---------- Data

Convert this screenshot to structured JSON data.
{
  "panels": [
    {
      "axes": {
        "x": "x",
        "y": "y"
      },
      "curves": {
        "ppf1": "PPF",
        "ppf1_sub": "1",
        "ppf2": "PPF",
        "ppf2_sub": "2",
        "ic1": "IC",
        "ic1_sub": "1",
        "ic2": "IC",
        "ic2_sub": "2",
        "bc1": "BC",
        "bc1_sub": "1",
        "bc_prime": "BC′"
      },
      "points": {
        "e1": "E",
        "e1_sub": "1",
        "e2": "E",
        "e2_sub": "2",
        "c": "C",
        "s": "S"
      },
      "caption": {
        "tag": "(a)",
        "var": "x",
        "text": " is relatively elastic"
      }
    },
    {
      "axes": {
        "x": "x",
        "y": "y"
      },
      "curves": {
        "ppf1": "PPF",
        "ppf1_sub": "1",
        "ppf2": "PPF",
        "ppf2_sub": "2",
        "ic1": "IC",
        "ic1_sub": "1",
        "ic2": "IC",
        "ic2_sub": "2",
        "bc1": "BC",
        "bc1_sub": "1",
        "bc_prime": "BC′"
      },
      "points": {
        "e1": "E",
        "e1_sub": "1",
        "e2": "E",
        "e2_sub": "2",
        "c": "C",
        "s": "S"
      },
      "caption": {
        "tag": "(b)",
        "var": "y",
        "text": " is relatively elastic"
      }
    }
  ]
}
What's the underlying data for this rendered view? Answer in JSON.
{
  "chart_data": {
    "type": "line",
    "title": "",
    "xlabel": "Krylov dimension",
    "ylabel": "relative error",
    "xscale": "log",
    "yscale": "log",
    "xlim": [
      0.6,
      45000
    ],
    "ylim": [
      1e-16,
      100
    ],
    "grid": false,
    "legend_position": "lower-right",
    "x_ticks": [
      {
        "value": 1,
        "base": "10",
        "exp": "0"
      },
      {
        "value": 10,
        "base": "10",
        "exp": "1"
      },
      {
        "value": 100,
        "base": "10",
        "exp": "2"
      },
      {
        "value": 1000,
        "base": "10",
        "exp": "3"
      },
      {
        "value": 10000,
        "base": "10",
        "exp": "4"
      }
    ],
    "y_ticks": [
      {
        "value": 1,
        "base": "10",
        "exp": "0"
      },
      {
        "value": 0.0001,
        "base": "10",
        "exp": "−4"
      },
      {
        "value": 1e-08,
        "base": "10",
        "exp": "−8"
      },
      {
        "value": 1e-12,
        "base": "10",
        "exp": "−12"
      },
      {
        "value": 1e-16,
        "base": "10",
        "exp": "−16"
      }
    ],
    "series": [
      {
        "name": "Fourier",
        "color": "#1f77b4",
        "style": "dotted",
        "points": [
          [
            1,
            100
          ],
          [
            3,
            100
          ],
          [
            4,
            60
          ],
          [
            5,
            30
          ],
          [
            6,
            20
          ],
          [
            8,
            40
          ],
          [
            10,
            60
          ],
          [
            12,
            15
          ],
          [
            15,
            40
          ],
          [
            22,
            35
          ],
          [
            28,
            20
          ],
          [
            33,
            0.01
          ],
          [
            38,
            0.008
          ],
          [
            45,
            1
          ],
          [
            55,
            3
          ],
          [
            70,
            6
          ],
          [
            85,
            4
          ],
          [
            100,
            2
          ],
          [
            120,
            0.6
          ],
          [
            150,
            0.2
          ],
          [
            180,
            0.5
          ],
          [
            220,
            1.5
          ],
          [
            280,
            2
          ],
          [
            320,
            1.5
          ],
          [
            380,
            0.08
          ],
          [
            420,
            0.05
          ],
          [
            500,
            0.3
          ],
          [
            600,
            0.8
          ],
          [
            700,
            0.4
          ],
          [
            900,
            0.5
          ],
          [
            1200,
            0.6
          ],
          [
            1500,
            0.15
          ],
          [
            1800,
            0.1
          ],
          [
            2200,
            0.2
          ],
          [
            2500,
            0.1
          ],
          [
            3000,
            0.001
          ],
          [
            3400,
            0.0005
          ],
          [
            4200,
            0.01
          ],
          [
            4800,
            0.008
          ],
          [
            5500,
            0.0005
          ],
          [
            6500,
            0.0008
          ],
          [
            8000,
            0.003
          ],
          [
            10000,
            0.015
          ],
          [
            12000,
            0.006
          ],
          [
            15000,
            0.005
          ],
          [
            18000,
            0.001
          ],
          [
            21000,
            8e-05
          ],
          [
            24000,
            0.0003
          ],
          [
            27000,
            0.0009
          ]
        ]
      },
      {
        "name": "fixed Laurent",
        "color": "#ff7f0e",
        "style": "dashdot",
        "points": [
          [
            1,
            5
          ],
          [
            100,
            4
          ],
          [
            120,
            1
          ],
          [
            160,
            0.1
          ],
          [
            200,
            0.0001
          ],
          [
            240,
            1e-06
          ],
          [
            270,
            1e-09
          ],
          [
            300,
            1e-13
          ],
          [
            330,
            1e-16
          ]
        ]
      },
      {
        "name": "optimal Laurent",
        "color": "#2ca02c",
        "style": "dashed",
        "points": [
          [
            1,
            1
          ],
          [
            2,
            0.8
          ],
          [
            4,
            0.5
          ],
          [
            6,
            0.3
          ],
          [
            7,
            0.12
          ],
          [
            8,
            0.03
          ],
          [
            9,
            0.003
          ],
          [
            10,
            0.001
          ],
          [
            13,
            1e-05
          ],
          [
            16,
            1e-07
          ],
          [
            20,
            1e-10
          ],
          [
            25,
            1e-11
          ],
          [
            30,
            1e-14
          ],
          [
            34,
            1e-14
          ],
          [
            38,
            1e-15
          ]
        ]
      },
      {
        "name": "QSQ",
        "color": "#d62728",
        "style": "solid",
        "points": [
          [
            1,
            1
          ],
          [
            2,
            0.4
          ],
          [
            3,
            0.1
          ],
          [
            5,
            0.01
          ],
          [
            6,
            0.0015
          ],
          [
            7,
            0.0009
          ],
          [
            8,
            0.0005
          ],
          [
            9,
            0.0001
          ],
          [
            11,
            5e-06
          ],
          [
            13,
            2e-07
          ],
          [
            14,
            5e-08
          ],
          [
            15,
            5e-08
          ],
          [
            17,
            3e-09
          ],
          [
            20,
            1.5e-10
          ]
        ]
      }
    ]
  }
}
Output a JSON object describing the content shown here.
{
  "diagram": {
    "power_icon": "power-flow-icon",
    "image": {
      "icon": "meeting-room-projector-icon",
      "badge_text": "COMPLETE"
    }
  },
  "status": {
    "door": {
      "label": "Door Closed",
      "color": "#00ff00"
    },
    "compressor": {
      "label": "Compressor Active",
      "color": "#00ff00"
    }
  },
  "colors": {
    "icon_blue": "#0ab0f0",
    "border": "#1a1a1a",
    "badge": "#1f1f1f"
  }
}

--------------------

*Set problem*
Reproduce, word for word, every line starting at the line that contains "Output a JSON" and ending with the final line of the entries.

*The solution*
Output a JSON object describing the content shown here.
{
  "diagram": {
    "power_icon": "power-flow-icon",
    "image": {
      "icon": "meeting-room-projector-icon",
      "badge_text": "COMPLETE"
    }
  },
  "status": {
    "door": {
      "label": "Door Closed",
      "color": "#00ff00"
    },
    "compressor": {
      "label": "Compressor Active",
      "color": "#00ff00"
    }
  },
  "colors": {
    "icon_blue": "#0ab0f0",
    "border": "#1a1a1a",
    "badge": "#1f1f1f"
  }
}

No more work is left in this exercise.